--- Brief ---
Give all the lines below again, exactly, with no pictures.

--- Raw data ---

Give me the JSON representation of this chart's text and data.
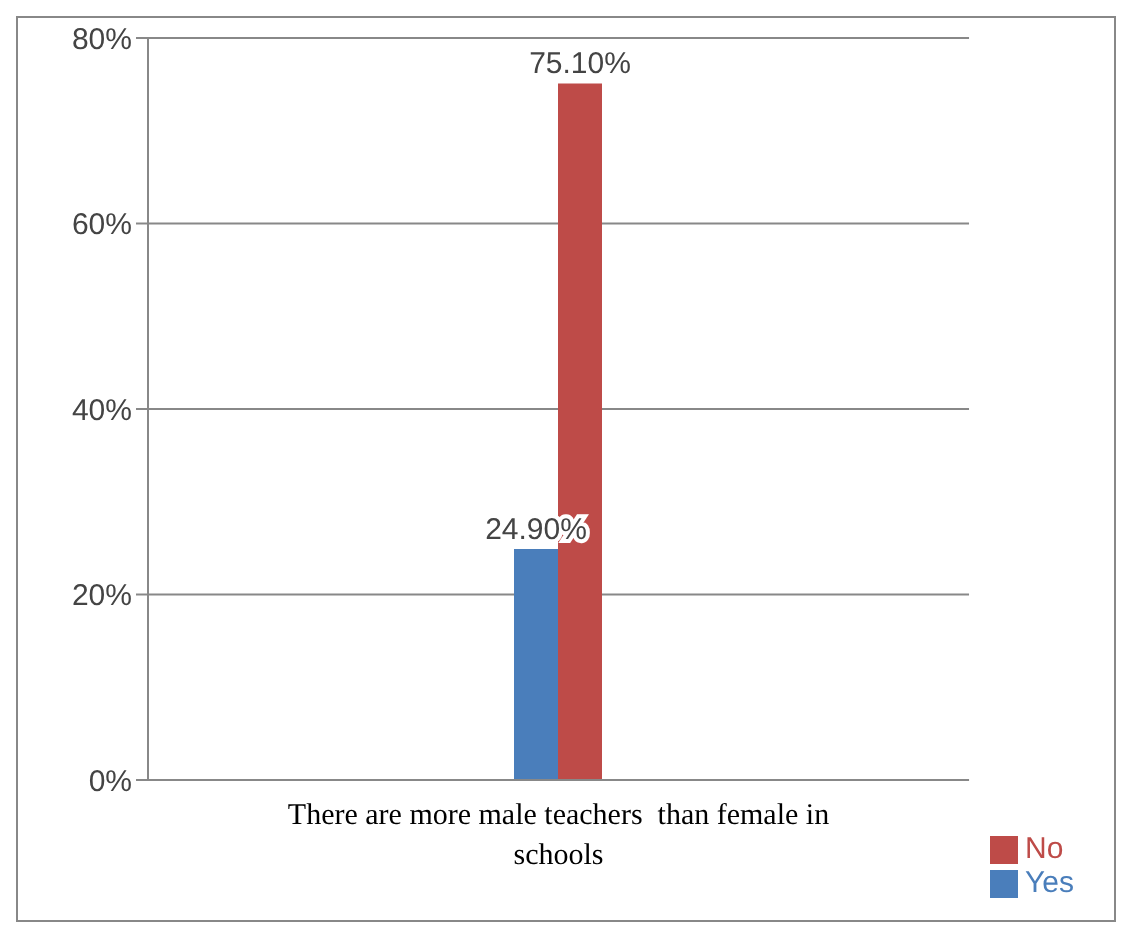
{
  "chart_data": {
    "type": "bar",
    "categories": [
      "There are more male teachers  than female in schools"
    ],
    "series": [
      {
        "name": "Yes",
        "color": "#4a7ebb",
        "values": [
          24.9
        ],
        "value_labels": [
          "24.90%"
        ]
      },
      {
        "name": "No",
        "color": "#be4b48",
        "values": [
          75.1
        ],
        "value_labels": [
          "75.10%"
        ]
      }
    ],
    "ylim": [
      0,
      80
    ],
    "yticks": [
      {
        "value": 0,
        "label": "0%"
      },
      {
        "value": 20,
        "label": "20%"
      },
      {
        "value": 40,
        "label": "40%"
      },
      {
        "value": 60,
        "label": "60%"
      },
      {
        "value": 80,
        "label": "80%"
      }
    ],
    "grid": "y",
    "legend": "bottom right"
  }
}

--- Reply ---
Give me the JSON representation of this chart's text and data.
{
  "chart_data": {
    "type": "bar",
    "categories": [
      "There are more male teachers  than female in schools"
    ],
    "series": [
      {
        "name": "Yes",
        "color": "#4a7ebb",
        "values": [
          24.9
        ],
        "value_labels": [
          "24.90%"
        ]
      },
      {
        "name": "No",
        "color": "#be4b48",
        "values": [
          75.1
        ],
        "value_labels": [
          "75.10%"
        ]
      }
    ],
    "ylim": [
      0,
      80
    ],
    "yticks": [
      {
        "value": 0,
        "label": "0%"
      },
      {
        "value": 20,
        "label": "20%"
      },
      {
        "value": 40,
        "label": "40%"
      },
      {
        "value": 60,
        "label": "60%"
      },
      {
        "value": 80,
        "label": "80%"
      }
    ],
    "grid": "y",
    "legend": "bottom right"
  }
}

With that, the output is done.